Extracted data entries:
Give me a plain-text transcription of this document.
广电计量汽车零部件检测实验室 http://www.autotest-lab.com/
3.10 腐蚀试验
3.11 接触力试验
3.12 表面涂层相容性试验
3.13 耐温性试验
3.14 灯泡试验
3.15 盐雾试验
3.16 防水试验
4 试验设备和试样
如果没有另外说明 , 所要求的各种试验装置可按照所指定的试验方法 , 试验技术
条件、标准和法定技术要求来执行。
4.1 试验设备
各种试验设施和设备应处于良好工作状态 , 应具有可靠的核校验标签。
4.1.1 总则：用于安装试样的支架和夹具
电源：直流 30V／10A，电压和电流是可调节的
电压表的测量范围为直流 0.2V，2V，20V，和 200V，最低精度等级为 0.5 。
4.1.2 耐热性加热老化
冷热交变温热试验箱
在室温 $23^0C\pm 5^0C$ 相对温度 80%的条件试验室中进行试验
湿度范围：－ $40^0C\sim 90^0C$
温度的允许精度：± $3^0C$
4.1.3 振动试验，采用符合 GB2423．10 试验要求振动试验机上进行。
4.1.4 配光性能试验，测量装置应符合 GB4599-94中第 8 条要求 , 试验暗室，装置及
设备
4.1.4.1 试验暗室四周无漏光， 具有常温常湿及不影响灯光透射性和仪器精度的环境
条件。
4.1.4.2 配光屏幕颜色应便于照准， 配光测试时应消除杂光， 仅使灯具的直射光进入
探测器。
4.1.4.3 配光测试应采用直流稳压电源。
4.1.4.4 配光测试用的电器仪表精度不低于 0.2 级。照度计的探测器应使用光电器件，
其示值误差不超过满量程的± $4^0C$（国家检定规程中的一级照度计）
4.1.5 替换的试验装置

**Short task**
Please repeat the material above, word for word and in full.

**Expected answer**
Give me a plain-text transcription of this document.
广电计量汽车零部件检测实验室 http://www.autotest-lab.com/
3.10 腐蚀试验
3.11 接触力试验
3.12 表面涂层相容性试验
3.13 耐温性试验
3.14 灯泡试验
3.15 盐雾试验
3.16 防水试验
4 试验设备和试样
如果没有另外说明 , 所要求的各种试验装置可按照所指定的试验方法 , 试验技术
条件、标准和法定技术要求来执行。
4.1 试验设备
各种试验设施和设备应处于良好工作状态 , 应具有可靠的核校验标签。
4.1.1 总则：用于安装试样的支架和夹具
电源：直流 30V／10A，电压和电流是可调节的
电压表的测量范围为直流 0.2V，2V，20V，和 200V，最低精度等级为 0.5 。
4.1.2 耐热性加热老化
冷热交变温热试验箱
在室温 $23^0C\pm 5^0C$ 相对温度 80%的条件试验室中进行试验
湿度范围：－ $40^0C\sim 90^0C$
温度的允许精度：± $3^0C$
4.1.3 振动试验，采用符合 GB2423．10 试验要求振动试验机上进行。
4.1.4 配光性能试验，测量装置应符合 GB4599-94中第 8 条要求 , 试验暗室，装置及
设备
4.1.4.1 试验暗室四周无漏光， 具有常温常湿及不影响灯光透射性和仪器精度的环境
条件。
4.1.4.2 配光屏幕颜色应便于照准， 配光测试时应消除杂光， 仅使灯具的直射光进入
探测器。
4.1.4.3 配光测试应采用直流稳压电源。
4.1.4.4 配光测试用的电器仪表精度不低于 0.2 级。照度计的探测器应使用光电器件，
其示值误差不超过满量程的± $4^0C$（国家检定规程中的一级照度计）
4.1.5 替换的试验装置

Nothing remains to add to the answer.